------ PROVIDED RECORDS ------
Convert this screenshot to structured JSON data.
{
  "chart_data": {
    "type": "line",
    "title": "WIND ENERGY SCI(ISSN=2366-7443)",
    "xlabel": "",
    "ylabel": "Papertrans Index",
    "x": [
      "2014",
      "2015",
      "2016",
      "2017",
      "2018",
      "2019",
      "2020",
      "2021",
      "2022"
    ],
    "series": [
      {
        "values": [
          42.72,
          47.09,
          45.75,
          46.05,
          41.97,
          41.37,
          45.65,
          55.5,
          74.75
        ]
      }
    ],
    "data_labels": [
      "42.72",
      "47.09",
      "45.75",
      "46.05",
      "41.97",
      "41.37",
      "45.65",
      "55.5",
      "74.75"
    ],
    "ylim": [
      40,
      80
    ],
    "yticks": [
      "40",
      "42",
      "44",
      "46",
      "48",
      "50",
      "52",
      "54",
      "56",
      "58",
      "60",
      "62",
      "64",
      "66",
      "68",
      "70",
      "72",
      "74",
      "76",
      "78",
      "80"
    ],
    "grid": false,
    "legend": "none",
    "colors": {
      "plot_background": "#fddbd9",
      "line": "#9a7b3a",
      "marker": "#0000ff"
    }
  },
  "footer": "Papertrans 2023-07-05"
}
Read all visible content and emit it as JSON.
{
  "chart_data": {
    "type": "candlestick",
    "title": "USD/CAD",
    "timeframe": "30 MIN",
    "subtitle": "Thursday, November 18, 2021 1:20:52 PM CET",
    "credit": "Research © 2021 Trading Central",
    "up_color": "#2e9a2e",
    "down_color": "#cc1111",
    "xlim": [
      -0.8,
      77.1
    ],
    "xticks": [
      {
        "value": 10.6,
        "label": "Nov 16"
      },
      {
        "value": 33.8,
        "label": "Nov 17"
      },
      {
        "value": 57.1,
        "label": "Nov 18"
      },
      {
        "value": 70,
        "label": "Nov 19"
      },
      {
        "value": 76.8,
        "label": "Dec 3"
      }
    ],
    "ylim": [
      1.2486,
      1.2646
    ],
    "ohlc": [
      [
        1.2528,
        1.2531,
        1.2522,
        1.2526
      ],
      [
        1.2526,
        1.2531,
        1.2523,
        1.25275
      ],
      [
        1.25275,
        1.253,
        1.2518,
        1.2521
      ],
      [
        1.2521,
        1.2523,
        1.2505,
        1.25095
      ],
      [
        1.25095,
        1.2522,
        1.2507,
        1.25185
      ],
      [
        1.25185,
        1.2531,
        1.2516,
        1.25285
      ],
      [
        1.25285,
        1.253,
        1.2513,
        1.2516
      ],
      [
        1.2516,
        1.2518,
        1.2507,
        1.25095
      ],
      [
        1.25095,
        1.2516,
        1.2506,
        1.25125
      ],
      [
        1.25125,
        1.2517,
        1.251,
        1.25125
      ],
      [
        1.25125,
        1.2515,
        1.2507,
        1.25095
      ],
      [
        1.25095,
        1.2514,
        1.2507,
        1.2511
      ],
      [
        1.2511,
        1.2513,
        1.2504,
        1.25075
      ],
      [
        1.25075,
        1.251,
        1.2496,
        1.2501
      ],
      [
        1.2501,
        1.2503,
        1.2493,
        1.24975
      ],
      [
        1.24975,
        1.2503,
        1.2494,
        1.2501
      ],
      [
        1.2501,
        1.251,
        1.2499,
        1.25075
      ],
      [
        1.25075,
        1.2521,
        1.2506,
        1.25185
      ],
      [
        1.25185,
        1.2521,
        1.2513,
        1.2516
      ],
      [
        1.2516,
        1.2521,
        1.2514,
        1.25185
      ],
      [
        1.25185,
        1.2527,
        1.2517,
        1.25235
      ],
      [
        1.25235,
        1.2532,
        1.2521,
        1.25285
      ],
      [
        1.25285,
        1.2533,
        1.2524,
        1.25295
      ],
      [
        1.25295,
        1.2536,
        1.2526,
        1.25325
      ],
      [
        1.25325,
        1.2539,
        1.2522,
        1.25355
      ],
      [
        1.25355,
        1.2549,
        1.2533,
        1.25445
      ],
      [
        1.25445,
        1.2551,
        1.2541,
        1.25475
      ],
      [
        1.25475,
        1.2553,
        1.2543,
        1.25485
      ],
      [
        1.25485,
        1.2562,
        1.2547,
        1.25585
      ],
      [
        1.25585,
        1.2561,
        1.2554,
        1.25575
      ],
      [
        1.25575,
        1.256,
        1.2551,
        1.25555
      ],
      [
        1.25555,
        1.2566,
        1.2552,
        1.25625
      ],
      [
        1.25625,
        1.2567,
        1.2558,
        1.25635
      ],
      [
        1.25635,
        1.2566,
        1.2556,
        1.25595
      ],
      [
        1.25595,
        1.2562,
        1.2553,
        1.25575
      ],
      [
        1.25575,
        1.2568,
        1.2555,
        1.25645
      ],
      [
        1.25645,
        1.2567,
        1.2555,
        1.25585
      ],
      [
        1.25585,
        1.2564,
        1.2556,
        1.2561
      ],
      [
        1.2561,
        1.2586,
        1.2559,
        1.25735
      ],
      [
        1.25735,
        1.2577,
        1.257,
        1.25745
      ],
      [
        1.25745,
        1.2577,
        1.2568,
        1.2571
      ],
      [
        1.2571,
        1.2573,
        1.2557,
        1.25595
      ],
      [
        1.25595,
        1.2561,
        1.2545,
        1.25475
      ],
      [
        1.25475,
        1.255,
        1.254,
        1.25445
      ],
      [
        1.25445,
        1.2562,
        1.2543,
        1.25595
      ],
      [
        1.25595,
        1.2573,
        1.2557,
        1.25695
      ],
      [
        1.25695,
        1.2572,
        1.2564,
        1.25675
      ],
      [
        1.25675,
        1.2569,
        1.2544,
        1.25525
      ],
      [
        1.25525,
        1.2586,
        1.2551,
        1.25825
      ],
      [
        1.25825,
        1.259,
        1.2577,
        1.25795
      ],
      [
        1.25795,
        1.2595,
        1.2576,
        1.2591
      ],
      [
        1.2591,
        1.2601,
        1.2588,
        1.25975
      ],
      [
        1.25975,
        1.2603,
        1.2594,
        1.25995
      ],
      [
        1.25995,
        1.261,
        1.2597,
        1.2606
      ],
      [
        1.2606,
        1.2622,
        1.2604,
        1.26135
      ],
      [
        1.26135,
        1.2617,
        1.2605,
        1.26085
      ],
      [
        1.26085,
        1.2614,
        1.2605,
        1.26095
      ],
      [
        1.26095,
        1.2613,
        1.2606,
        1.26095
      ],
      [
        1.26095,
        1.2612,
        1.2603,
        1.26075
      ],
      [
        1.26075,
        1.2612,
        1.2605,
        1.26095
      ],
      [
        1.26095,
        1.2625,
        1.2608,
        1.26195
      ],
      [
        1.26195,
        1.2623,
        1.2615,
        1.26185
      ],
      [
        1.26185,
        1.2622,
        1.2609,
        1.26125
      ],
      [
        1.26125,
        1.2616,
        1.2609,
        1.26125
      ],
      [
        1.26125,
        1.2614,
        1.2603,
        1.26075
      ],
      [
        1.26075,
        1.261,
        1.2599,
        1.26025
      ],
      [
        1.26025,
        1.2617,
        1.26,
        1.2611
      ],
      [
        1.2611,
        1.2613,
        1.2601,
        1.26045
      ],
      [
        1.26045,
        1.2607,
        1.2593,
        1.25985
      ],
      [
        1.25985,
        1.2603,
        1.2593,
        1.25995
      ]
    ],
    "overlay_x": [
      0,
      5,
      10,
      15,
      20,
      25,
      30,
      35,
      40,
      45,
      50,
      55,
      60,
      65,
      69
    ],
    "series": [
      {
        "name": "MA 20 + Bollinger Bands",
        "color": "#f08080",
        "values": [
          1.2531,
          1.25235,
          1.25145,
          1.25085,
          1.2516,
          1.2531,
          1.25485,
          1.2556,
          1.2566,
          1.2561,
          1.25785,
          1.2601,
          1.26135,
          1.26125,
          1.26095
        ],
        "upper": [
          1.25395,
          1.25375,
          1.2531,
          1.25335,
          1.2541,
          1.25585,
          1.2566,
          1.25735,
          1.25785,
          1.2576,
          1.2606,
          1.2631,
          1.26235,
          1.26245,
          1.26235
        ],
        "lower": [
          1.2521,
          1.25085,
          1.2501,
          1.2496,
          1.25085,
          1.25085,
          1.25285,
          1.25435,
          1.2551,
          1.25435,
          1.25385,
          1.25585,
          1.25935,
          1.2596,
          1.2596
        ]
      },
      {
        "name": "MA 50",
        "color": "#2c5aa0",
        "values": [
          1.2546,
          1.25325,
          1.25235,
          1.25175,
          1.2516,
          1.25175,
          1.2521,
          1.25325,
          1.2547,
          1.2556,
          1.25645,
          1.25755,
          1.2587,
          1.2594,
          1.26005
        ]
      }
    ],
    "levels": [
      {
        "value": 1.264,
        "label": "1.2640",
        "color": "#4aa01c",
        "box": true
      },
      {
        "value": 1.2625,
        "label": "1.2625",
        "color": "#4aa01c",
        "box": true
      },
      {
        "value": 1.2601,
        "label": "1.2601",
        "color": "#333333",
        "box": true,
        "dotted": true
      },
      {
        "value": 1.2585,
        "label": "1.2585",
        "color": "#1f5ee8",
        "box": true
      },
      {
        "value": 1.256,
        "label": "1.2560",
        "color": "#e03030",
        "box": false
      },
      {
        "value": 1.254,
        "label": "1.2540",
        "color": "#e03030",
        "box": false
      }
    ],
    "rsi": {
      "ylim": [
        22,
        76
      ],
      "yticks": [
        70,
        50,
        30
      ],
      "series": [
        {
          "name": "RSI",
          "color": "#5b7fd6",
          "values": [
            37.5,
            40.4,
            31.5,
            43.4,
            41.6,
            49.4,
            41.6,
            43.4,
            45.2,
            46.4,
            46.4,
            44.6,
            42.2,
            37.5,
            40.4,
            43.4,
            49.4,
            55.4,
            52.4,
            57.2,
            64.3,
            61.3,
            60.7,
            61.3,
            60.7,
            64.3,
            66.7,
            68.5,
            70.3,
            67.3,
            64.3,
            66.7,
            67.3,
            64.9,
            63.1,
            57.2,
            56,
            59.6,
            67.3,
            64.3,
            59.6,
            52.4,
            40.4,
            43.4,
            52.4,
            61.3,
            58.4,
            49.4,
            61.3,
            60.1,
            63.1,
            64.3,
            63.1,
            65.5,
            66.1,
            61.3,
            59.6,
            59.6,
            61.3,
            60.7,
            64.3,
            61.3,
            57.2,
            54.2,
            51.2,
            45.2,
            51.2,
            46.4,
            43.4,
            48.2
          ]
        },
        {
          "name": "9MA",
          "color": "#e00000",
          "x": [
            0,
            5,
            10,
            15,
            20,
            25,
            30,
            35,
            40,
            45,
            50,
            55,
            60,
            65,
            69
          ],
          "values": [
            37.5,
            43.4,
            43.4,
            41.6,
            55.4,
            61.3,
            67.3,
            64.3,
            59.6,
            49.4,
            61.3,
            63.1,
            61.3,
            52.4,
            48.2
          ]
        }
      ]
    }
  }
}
------
EXERCISE TASK:
Among the records above, find each line holding the string "JSON" and pull it out.

REPLY TO THE EXERCISE:
Convert this screenshot to structured JSON data.
Read all visible content and emit it as JSON.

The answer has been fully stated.